(Data excerpts)
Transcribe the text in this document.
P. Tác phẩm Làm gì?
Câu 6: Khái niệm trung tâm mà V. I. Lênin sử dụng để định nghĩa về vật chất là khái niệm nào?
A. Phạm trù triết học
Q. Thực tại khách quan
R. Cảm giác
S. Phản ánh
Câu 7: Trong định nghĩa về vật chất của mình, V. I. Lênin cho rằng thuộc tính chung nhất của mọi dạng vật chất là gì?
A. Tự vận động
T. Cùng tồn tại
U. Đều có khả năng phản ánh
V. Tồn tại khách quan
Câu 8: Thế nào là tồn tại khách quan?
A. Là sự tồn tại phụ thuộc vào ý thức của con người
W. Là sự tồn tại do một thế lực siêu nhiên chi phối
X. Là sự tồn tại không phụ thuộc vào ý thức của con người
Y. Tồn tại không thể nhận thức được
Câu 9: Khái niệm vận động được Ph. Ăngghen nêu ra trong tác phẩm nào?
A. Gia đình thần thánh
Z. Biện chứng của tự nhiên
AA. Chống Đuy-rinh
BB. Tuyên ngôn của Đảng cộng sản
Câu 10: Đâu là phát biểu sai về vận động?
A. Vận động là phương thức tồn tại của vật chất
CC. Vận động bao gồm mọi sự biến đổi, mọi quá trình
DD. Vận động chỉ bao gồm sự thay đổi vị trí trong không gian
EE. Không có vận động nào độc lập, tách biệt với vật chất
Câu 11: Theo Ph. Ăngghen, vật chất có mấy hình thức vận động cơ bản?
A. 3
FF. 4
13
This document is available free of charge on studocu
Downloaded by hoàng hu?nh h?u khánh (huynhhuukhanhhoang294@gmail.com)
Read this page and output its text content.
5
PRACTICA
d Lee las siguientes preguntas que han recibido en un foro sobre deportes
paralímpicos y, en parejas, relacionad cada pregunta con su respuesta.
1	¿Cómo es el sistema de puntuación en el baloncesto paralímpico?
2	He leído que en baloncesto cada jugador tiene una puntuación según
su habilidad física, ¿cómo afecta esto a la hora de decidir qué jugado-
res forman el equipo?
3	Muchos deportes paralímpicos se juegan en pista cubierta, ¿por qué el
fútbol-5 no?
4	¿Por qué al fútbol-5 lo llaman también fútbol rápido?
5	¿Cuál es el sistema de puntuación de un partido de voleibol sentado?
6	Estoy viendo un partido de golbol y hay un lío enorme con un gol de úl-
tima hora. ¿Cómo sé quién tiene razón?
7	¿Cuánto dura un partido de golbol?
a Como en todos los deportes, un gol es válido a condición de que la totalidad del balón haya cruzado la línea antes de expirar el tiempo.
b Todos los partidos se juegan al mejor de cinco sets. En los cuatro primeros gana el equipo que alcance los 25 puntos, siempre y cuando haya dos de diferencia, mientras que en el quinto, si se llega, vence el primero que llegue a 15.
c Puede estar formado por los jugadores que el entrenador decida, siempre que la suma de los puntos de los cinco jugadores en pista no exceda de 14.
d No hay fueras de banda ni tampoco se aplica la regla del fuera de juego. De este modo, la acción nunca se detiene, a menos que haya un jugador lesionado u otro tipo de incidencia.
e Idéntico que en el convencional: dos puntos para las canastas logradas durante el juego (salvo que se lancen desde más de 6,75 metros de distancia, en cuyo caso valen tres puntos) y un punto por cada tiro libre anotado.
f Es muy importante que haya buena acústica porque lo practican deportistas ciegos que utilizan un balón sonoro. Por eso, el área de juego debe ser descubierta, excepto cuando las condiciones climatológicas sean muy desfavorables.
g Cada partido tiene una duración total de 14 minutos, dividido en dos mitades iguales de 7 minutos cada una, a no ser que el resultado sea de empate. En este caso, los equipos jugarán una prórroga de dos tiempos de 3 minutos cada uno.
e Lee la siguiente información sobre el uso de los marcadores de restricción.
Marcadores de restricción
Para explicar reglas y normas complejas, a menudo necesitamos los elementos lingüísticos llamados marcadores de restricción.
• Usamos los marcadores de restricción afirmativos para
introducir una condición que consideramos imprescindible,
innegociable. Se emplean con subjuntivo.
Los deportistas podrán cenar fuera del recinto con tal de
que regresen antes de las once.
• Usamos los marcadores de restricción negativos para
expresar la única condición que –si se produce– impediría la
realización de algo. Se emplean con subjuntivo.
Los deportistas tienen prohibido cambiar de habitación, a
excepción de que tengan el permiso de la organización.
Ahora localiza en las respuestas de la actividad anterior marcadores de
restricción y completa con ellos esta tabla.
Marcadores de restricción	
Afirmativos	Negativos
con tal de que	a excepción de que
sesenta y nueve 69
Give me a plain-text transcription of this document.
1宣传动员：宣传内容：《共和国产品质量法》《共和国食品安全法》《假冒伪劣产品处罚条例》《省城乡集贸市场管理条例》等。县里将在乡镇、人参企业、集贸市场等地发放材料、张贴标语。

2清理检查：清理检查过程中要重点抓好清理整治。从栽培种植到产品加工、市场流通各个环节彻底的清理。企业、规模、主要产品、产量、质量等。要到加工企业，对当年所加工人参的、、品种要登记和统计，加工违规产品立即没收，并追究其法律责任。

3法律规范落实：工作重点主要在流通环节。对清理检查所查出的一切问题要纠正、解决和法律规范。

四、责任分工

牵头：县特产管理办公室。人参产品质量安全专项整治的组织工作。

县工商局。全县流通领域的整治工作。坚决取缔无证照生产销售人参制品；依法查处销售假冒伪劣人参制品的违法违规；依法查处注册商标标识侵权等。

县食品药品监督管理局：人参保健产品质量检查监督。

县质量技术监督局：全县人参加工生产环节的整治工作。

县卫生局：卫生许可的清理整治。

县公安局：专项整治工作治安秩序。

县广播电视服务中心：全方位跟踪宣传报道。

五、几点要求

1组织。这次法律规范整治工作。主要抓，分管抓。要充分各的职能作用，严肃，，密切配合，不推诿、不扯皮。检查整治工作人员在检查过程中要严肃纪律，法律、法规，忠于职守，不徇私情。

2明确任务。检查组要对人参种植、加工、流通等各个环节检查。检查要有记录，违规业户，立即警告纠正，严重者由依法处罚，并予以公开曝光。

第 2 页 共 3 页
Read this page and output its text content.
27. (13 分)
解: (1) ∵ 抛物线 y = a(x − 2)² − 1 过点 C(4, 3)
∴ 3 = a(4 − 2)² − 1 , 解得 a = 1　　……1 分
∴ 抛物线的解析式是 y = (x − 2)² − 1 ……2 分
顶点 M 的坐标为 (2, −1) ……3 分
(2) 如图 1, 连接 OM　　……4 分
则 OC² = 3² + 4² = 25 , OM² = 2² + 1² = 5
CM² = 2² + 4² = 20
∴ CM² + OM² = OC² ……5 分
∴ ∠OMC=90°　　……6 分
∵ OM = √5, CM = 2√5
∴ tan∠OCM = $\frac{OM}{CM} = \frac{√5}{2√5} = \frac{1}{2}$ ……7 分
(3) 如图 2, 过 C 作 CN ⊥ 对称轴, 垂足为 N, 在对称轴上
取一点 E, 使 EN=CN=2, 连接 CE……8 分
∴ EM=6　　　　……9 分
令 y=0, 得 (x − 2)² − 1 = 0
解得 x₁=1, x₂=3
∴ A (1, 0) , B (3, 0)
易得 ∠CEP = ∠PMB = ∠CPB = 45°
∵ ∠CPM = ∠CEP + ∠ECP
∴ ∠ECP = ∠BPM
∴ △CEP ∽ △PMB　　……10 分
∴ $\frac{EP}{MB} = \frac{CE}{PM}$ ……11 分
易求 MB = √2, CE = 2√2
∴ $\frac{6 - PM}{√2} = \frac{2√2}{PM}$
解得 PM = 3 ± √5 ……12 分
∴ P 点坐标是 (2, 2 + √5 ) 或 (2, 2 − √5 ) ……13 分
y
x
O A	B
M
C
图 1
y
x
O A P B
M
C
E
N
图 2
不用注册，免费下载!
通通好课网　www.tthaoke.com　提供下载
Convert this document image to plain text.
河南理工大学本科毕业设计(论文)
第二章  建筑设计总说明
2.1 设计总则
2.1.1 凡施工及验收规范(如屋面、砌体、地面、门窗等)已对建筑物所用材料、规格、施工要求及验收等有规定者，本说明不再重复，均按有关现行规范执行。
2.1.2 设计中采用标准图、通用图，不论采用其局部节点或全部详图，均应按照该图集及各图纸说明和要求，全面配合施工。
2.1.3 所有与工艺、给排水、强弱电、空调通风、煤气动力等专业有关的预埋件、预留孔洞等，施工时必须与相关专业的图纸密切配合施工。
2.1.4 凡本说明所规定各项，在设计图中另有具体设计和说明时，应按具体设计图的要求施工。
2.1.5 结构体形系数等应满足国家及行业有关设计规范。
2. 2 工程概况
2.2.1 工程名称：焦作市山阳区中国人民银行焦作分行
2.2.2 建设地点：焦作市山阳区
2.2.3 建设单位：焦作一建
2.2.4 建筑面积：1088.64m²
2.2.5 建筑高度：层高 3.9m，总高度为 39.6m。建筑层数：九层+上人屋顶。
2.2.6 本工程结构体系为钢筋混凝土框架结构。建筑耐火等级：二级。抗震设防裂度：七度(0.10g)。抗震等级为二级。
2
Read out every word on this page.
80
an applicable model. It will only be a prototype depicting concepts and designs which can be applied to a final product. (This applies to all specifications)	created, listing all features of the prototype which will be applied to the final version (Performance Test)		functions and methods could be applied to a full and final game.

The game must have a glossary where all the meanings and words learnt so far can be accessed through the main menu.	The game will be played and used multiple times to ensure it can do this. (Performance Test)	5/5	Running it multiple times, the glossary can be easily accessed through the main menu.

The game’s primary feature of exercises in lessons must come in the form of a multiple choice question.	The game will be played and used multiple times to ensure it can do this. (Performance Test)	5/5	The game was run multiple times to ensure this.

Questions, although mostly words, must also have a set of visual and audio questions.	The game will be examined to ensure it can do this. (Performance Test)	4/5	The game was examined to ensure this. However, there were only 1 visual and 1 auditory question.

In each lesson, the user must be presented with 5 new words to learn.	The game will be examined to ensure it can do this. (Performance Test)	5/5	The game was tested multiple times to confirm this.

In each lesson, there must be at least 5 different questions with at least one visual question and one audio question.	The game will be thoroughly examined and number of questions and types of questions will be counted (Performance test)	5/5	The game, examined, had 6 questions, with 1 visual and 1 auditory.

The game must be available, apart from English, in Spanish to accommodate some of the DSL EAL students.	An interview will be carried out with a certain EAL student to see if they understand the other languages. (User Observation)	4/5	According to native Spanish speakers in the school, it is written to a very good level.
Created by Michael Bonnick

**Work instructions:**
Pick out all lines containing the string "người".

**Exercise output:**
A. Là sự tồn tại phụ thuộc vào ý thức của con người
X. Là sự tồn tại không phụ thuộc vào ý thức của con người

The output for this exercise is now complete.